* WHAT YOU WILL DO
Output every entry exactly as written, but omit the pictures.

* PROVIDED MATERIAL
· · · · ·

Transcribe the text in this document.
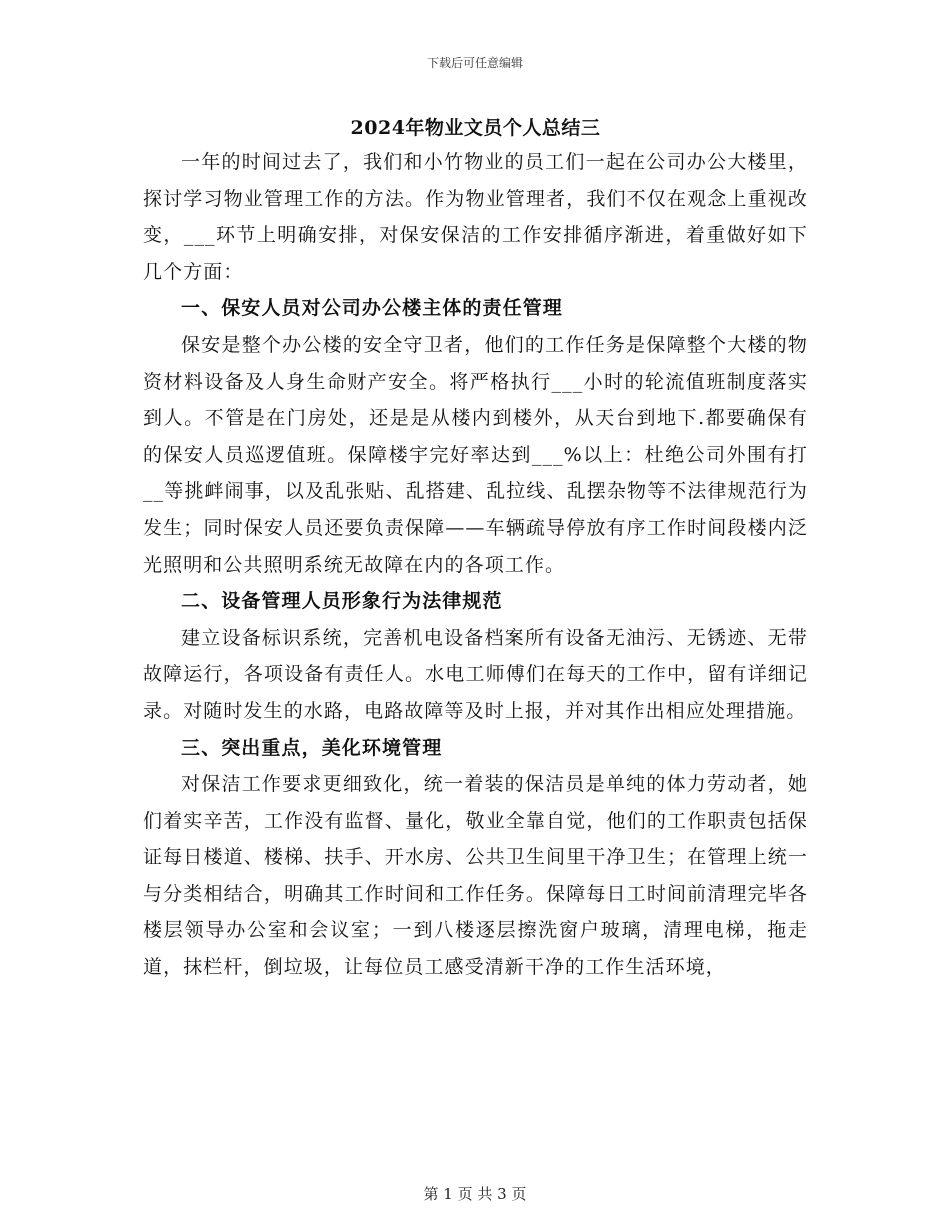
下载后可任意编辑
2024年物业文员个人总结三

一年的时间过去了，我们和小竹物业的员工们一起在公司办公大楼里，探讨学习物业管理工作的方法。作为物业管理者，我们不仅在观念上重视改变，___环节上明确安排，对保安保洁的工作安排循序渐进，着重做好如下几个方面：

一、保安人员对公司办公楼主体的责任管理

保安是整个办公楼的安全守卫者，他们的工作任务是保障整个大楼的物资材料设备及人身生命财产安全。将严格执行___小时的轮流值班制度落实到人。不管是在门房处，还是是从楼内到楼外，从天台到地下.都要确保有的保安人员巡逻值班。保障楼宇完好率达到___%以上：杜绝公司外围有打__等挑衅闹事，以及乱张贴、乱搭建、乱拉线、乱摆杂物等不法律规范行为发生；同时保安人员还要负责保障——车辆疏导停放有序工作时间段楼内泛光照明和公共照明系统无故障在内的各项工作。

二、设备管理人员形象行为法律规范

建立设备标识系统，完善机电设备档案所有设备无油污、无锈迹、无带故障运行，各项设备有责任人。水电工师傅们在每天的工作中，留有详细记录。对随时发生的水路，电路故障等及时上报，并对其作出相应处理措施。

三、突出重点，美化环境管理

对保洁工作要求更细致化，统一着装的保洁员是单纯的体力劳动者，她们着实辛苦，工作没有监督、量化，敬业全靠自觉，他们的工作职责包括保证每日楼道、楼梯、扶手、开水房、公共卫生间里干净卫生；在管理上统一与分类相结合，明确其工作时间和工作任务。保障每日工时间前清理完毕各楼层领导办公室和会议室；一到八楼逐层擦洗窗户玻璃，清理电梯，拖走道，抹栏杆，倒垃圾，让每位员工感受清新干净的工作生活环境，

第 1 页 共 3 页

· · · · ·

* EXERCISE ANSWER
Transcribe the text in this document.
下载后可任意编辑
2024年物业文员个人总结三

一年的时间过去了，我们和小竹物业的员工们一起在公司办公大楼里，探讨学习物业管理工作的方法。作为物业管理者，我们不仅在观念上重视改变，___环节上明确安排，对保安保洁的工作安排循序渐进，着重做好如下几个方面：

一、保安人员对公司办公楼主体的责任管理

保安是整个办公楼的安全守卫者，他们的工作任务是保障整个大楼的物资材料设备及人身生命财产安全。将严格执行___小时的轮流值班制度落实到人。不管是在门房处，还是是从楼内到楼外，从天台到地下.都要确保有的保安人员巡逻值班。保障楼宇完好率达到___%以上：杜绝公司外围有打__等挑衅闹事，以及乱张贴、乱搭建、乱拉线、乱摆杂物等不法律规范行为发生；同时保安人员还要负责保障——车辆疏导停放有序工作时间段楼内泛光照明和公共照明系统无故障在内的各项工作。

二、设备管理人员形象行为法律规范

建立设备标识系统，完善机电设备档案所有设备无油污、无锈迹、无带故障运行，各项设备有责任人。水电工师傅们在每天的工作中，留有详细记录。对随时发生的水路，电路故障等及时上报，并对其作出相应处理措施。

三、突出重点，美化环境管理

对保洁工作要求更细致化，统一着装的保洁员是单纯的体力劳动者，她们着实辛苦，工作没有监督、量化，敬业全靠自觉，他们的工作职责包括保证每日楼道、楼梯、扶手、开水房、公共卫生间里干净卫生；在管理上统一与分类相结合，明确其工作时间和工作任务。保障每日工时间前清理完毕各楼层领导办公室和会议室；一到八楼逐层擦洗窗户玻璃，清理电梯，拖走道，抹栏杆，倒垃圾，让每位员工感受清新干净的工作生活环境，

第 1 页 共 3 页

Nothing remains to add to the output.